*SOURCE EXCERPT:*
>>>
Through the previous questions and visualization, we've come to think that Data Scientists with more experience are more compared to ML Engineers. Now how shall we prove this? Well, we first shall look in the number of languages that a typical Data Scientist and ML Engineer works with. 

If the previous assumptions were correct, we ought to see a higher number of Data Scientists who are proficient in more languages at the same time. 

In [None]:
q7 = [f'Q7_Part_{i+1}' for i in range(12)]  # question 7 parts

# calculating the number of languages used on regular basis
def get_languages(row):
    if row.dropna().empty:
        return "Doesn't code"
    else:
        return ', '.join(row.dropna())
ds_mle.loc[:, 'languages_used_count'] = (~ds_mle[q7].isna()).sum(axis=1)  
ds_mle.loc[:, 'languages_used'] = ds_mle[q7].apply(get_languages, axis=1)

plt.figure(figsize=(18, 6))


# calculate the relative frequencies of languages for each title
ds_mle_coding = ds_mle.groupby('Q5')['languages_used_count'].apply(lambda x: x.value_counts()/len(x)).reset_index()

lang_order = list(range(11))
ax = sns.barplot(data=ds_mle_coding, x='level_1', y='languages_used_count', hue='Q5', order=lang_order, color='#319ebd')
plt.xlabel('Number of Languages')
plt.ylabel('Relative Frequency')
plt.title('Relative Frequencies of Regularly Used Languages Count for Data Scientists and ML Engineers')
plt.legend(title='Job', loc='right')
plt.xticks(rotation=90)

# hide the right and top spines
ax.spines['right'].set_visible(False)
ax.spines['top'].set_visible(False)

Aroud 50% Data Scientists use 2 or 3 languages on regularly basis, where only around 35% of ML Engineers use that number. And around 30% of ML Engineer use only 1, while the percentage in Data Scientists is around 20%.

What are the most common languages that Data Scientists and ML Engineer use respectively?

In [None]:
fig, axes = plt.subplots(1, 2, figsize=(18, 5), sharey=False)

(ds_mle.query('Q5 == "Data Scientist"').languages_used.value_counts()/len(ds_mle.query('Q5 == "Data Scientist"')))[:20].plot(kind='bar', ax=axes[0])
<<<
*DATA PROVIDED:*
>>>
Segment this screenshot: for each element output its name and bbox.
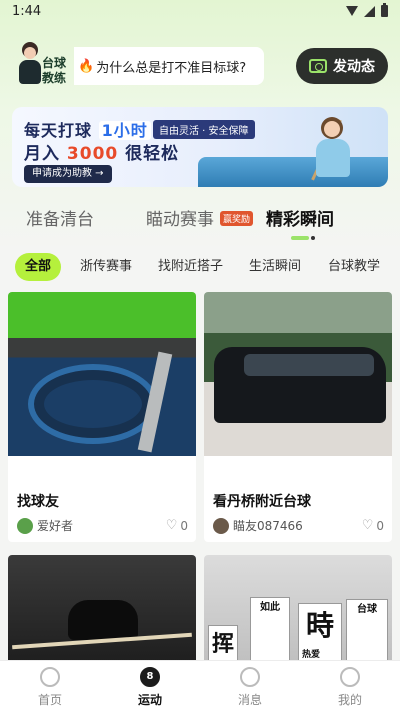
<<<
In the Data Scientist and ML Engineer notebook excerpt, why does the analysis count how many languages each respondent uses regularly?

The count tests the idea drawn from the earlier questions and visualization that Data Scientists have more experience than ML Engineers. If that idea is correct, a higher number of Data Scientists should be proficient in more languages at the same time.